**Goal**
Only the lines from the one containing "Read this page and output its text content." through the final line of the material below should be output, exactly as they stand.

**Information given**
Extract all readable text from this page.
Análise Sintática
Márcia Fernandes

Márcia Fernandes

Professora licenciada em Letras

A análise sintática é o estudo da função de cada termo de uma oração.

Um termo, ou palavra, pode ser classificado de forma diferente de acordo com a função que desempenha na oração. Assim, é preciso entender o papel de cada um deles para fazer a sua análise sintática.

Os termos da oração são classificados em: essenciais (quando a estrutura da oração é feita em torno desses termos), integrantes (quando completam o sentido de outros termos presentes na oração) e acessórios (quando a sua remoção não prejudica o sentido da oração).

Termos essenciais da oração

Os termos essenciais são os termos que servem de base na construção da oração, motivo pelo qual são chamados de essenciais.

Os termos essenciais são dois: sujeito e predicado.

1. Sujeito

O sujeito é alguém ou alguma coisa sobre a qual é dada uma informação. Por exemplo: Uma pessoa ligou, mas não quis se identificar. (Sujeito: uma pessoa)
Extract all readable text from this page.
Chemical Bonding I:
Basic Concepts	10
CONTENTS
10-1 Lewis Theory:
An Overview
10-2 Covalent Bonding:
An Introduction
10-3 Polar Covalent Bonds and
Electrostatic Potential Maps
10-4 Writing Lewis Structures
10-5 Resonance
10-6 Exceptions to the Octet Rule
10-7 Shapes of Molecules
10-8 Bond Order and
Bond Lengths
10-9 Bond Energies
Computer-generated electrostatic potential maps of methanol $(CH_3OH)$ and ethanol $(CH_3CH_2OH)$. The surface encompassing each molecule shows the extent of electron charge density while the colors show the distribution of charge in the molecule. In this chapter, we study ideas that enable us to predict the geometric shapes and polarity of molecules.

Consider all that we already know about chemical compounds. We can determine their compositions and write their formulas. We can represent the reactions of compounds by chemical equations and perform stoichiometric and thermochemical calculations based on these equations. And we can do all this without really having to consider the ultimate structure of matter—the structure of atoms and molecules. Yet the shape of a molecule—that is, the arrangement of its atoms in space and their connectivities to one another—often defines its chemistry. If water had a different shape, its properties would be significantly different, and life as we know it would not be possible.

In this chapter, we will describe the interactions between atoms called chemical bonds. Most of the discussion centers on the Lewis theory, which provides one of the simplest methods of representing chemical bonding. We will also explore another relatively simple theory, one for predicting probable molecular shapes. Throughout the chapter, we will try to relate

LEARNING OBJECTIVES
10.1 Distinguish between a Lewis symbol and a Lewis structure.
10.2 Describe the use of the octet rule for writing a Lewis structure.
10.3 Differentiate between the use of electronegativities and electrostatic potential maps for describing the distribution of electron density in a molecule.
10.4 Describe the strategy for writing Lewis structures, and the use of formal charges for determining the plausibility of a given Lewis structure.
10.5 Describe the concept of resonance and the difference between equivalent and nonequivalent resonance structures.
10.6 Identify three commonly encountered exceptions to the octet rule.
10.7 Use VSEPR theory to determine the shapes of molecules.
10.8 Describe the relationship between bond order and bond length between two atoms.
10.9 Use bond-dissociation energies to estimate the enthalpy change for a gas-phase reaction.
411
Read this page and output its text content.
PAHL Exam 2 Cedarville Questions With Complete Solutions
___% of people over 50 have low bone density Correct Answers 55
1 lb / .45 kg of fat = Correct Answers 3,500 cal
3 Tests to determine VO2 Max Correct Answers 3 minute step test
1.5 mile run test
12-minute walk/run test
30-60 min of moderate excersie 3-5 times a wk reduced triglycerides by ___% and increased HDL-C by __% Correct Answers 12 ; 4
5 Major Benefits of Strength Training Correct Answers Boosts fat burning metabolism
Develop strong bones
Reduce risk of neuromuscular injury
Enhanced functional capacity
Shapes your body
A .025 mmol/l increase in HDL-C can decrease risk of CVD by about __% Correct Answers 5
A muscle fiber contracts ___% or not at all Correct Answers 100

**Problem solution**
Read this page and output its text content.
PAHL Exam 2 Cedarville Questions With Complete Solutions
___% of people over 50 have low bone density Correct Answers 55
1 lb / .45 kg of fat = Correct Answers 3,500 cal
3 Tests to determine VO2 Max Correct Answers 3 minute step test
1.5 mile run test
12-minute walk/run test
30-60 min of moderate excersie 3-5 times a wk reduced triglycerides by ___% and increased HDL-C by __% Correct Answers 12 ; 4
5 Major Benefits of Strength Training Correct Answers Boosts fat burning metabolism
Develop strong bones
Reduce risk of neuromuscular injury
Enhanced functional capacity
Shapes your body
A .025 mmol/l increase in HDL-C can decrease risk of CVD by about __% Correct Answers 5
A muscle fiber contracts ___% or not at all Correct Answers 100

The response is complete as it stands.